Written problem A: In the post on avoiding endless evaluations in Scheme, explain why a call to "and" stops evaluating its arguments once it finds a false value.
Written problem B: List every name that the post on avoiding endless evaluations in Scheme defines with "define".
Written problem C:
Answer these questions from the post on avoiding endless evaluations in Scheme, one answer per line:
(i) What value does the call (f (eval x) (eval y)) return?
(ii) What does the "or" construction return as soon as it finds #t among its arguments?
(iii) In principle, what should the function (lambda x 0) always return?

Excerpted text:

Franklin Pezzuti Dyer

Avoiding endless evaluations in Scheme

In the Scheme language certain control structures have an interesting quirk. When we perform a function call like (f x y) (in this case, a function with two arguments) both of the arguments x and y are evaluated first before passing them to the function f. We can demonstrate this phenomenon by fabricating arguments that cause side effects when they're evaluated:

> (define x '(begin (display "evaluating x\n") 34))
> (define y '(begin (display "evaluating y\n") 35))
> (define (f a b) (+ a b))
> (eval x)
evaluating x
34
> (eval y)
evaluating y
35
> (f (eval x) (eval y))
evaluating x
evaluating y
69

However, we can see that some control structures that appear to be functions actually aren't because they don't handle their arguments this way. For instance, check out what happens when we carry out boolean operations with the and construction:

> (define x '(begin (display "evaluating x\n") #t))
> (define y '(begin (display "evaluating y\n") #f))
> (and (eval x) (eval y))
evaluating x
evaluating y
#f
> (and (eval y) (eval x))
evaluating y
#f

In particular, a call to and evaluates the arguments one at a time until finding a false value, returning #f if it finds one and #t otherwise. After all once it finds an argument with value #f there's no need to evaluate the rest of the arguments because the appearance of a single false value immediately determines the result of this boolean operation. The or construction employs a similar trick: once it finds the value #t among its arguments, it instantly returns #t without evaluating the rest.

This peculiarity doesn't usually have much of an impact on the performance of our programs but it can make a huge difference in cases where one of the expressions passed as an argument causes an error or enters an infinite loop in such a way that it doesn't return any valid value. It's not too difficult to come up with examples of expressions whose evaluations never terminate. For example, if we define (define btm '(eval btm)) and we attempt to evaluate (eval btm) then we've just entered into an infinite loop. If we try and pass this devious expression as an argument to a function, then the evaluation will never finish, even if the result doesn't actually depend on the value of the argument. For instance, the function (lambda x 0) should always return 0 in principle, but when we try to perform the call ((lambda x 0) (eval btm)) it doesn't return anything because of its attempted evaluation of btm. On the other hand:

> (and #f (eval btm))

Given entries:
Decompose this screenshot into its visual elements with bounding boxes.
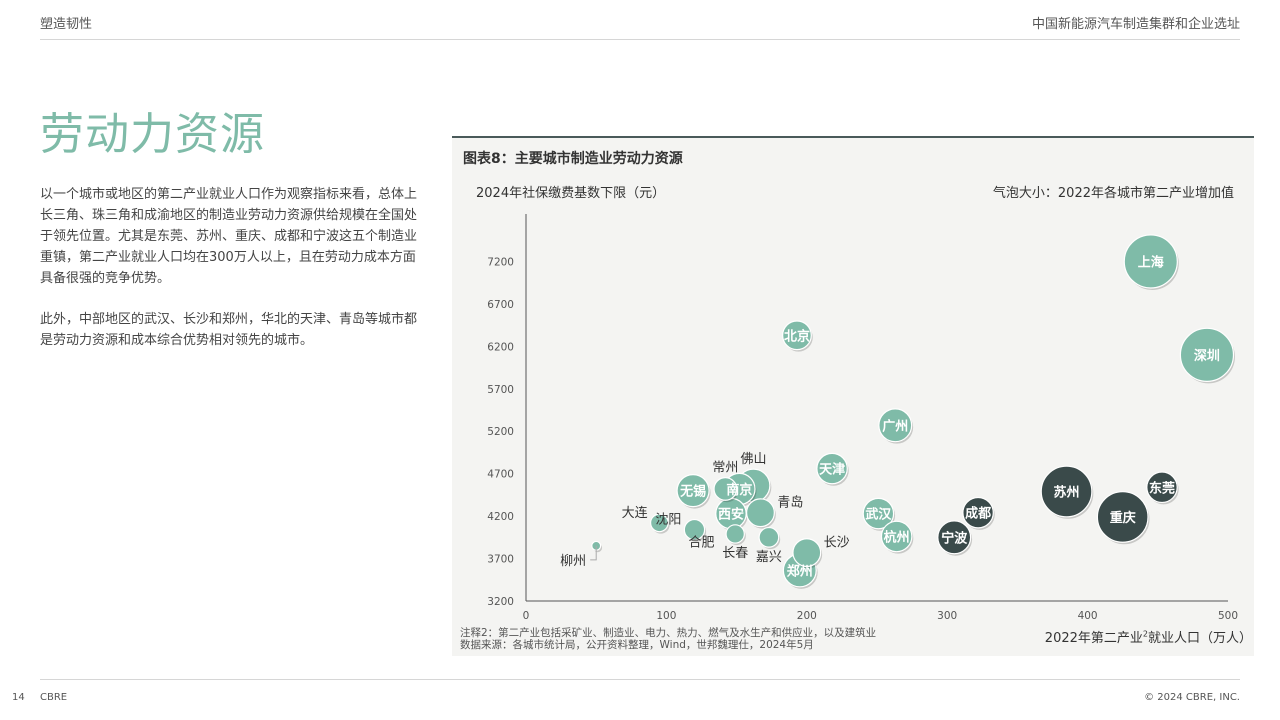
x-tick-label: 500 — [1218, 610, 1238, 622]
bubble-label: 合肥 — [688, 536, 714, 551]
bubble-size-note: 气泡大小：2022年各城市第二产业增加值 — [992, 186, 1234, 201]
header-divider — [40, 39, 1240, 40]
bubble-上海 — [1123, 234, 1178, 289]
bubble-东莞 — [1146, 471, 1178, 504]
bubble-label: 大连 — [622, 505, 648, 521]
bubble-label: 深圳 — [1194, 348, 1220, 364]
bubble-label: 青岛 — [777, 495, 803, 511]
bubble-label: 南京 — [726, 482, 752, 498]
x-tick-label: 200 — [797, 610, 817, 622]
bubble-label: 长沙 — [824, 536, 850, 551]
header-report-title: 中国新能源汽车制造集群和企业选址 — [1031, 17, 1240, 32]
y-tick-label: 5700 — [487, 384, 514, 396]
callout-line — [590, 545, 597, 561]
bubble-大连 — [650, 513, 669, 533]
bubble-长沙 — [792, 538, 822, 568]
bubble-深圳 — [1179, 327, 1235, 382]
bubble-label: 沈阳 — [655, 513, 681, 528]
bubble-label: 佛山 — [740, 452, 766, 467]
chart-footnote: 注释2：第二产业包括采矿业、制造业、电力、热力、燃气及水生产和供应业，以及建筑业 — [460, 627, 877, 639]
bubble-label: 天津 — [819, 462, 845, 478]
bubble-杭州 — [880, 520, 913, 553]
y-tick-label: 5200 — [487, 426, 514, 438]
bubble-label: 长春 — [722, 546, 748, 561]
chart-title: 图表8：主要城市制造业劳动力资源 — [463, 151, 683, 167]
chart-panel — [452, 136, 1254, 656]
x-axis-title-unit: 就业人口（万人） — [1147, 631, 1252, 646]
bubble-label: 郑州 — [787, 563, 813, 579]
bubble-label: 成都 — [965, 506, 991, 522]
bubble-嘉兴 — [758, 526, 780, 548]
y-tick-label: 6200 — [487, 341, 514, 353]
x-tick-label: 0 — [523, 610, 530, 622]
bubble-北京 — [782, 320, 812, 351]
bubble-广州 — [878, 408, 913, 443]
body-paragraph-2: 此外，中部地区的武汉、长沙和郑州，华北的天津、青岛等城市都是劳动力资源和成本综合… — [40, 312, 418, 348]
bubble-label: 柳州 — [560, 554, 586, 569]
y-tick-label: 4700 — [487, 469, 514, 481]
bubble-label: 常州 — [712, 461, 738, 476]
bubble-label: 宁波 — [941, 530, 968, 546]
bubble-宁波 — [937, 520, 972, 555]
y-tick-label: 7200 — [487, 256, 514, 268]
bubble-成都 — [962, 496, 994, 529]
bubble-label: 苏州 — [1054, 485, 1080, 501]
bubble-label: 西安 — [718, 507, 744, 523]
bubble-chart: 3200 3700 4200 4700 5200 5700 6200 6700 7200 0 100… — [487, 214, 1238, 622]
bubble-label: 重庆 — [1110, 510, 1136, 526]
bubble-label: 无锡 — [679, 484, 706, 500]
x-tick-label: 400 — [1078, 610, 1098, 622]
bubble-label: 东莞 — [1149, 480, 1175, 496]
bubble-label: 上海 — [1138, 254, 1164, 270]
x-axis-title-footnote-mark: 2 — [1142, 629, 1148, 639]
bubble-沈阳 — [683, 518, 706, 541]
x-tick-label: 300 — [937, 610, 957, 622]
header-section: 塑造韧性 — [40, 17, 93, 32]
x-tick-label: 100 — [656, 610, 676, 622]
bubble-label: 杭州 — [884, 529, 910, 545]
bubble-label: 广州 — [882, 418, 908, 434]
y-tick-label: 6700 — [487, 299, 514, 311]
y-axis-title: 2024年社保缴费基数下限（元） — [476, 186, 666, 201]
page-number: 14 — [12, 692, 25, 703]
bubble-长春 — [725, 524, 745, 544]
bubble-label: 嘉兴 — [756, 550, 782, 565]
x-axis-title-main: 2022年第二产业 — [1044, 631, 1143, 646]
x-axis-title: 2022年第二产业2就业人口（万人） — [1045, 627, 1252, 646]
footer-divider — [40, 679, 1240, 680]
bubble-label: 武汉 — [865, 507, 892, 523]
y-tick-label: 3700 — [487, 554, 514, 566]
page-title: 劳动力资源 — [40, 109, 265, 160]
bubble-常州 — [713, 477, 738, 501]
bubble-苏州 — [1040, 465, 1093, 518]
bubble-重庆 — [1096, 491, 1149, 543]
y-tick-label: 3200 — [487, 596, 514, 608]
footer-copyright: © 2024 CBRE, INC. — [1144, 692, 1240, 703]
bubble-青岛 — [746, 498, 775, 528]
y-tick-label: 4200 — [487, 511, 514, 523]
bubble-武汉 — [862, 497, 895, 530]
bubble-label: 北京 — [784, 328, 810, 344]
body-paragraph-1: 以一个城市或地区的第二产业就业人口作为观察指标来看，总体上长三角、珠三角和成渝地… — [40, 187, 418, 286]
footer-brand: CBRE — [40, 692, 68, 703]
chart-source: 数据来源：各城市统计局，公开资料整理，Wind，世邦魏理仕，2024年5月 — [460, 639, 814, 651]
bubble-天津 — [816, 452, 848, 485]
bubble-无锡 — [676, 474, 710, 508]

Task solution A: A single false value immediately determines the result of the boolean operation, so evaluating the remaining arguments is unnecessary. The call returns #f as soon as it finds an argument with that value.

Task solution B: x, y, f, btm

Task solution C:
(i) 69
(ii) #t
(iii) 0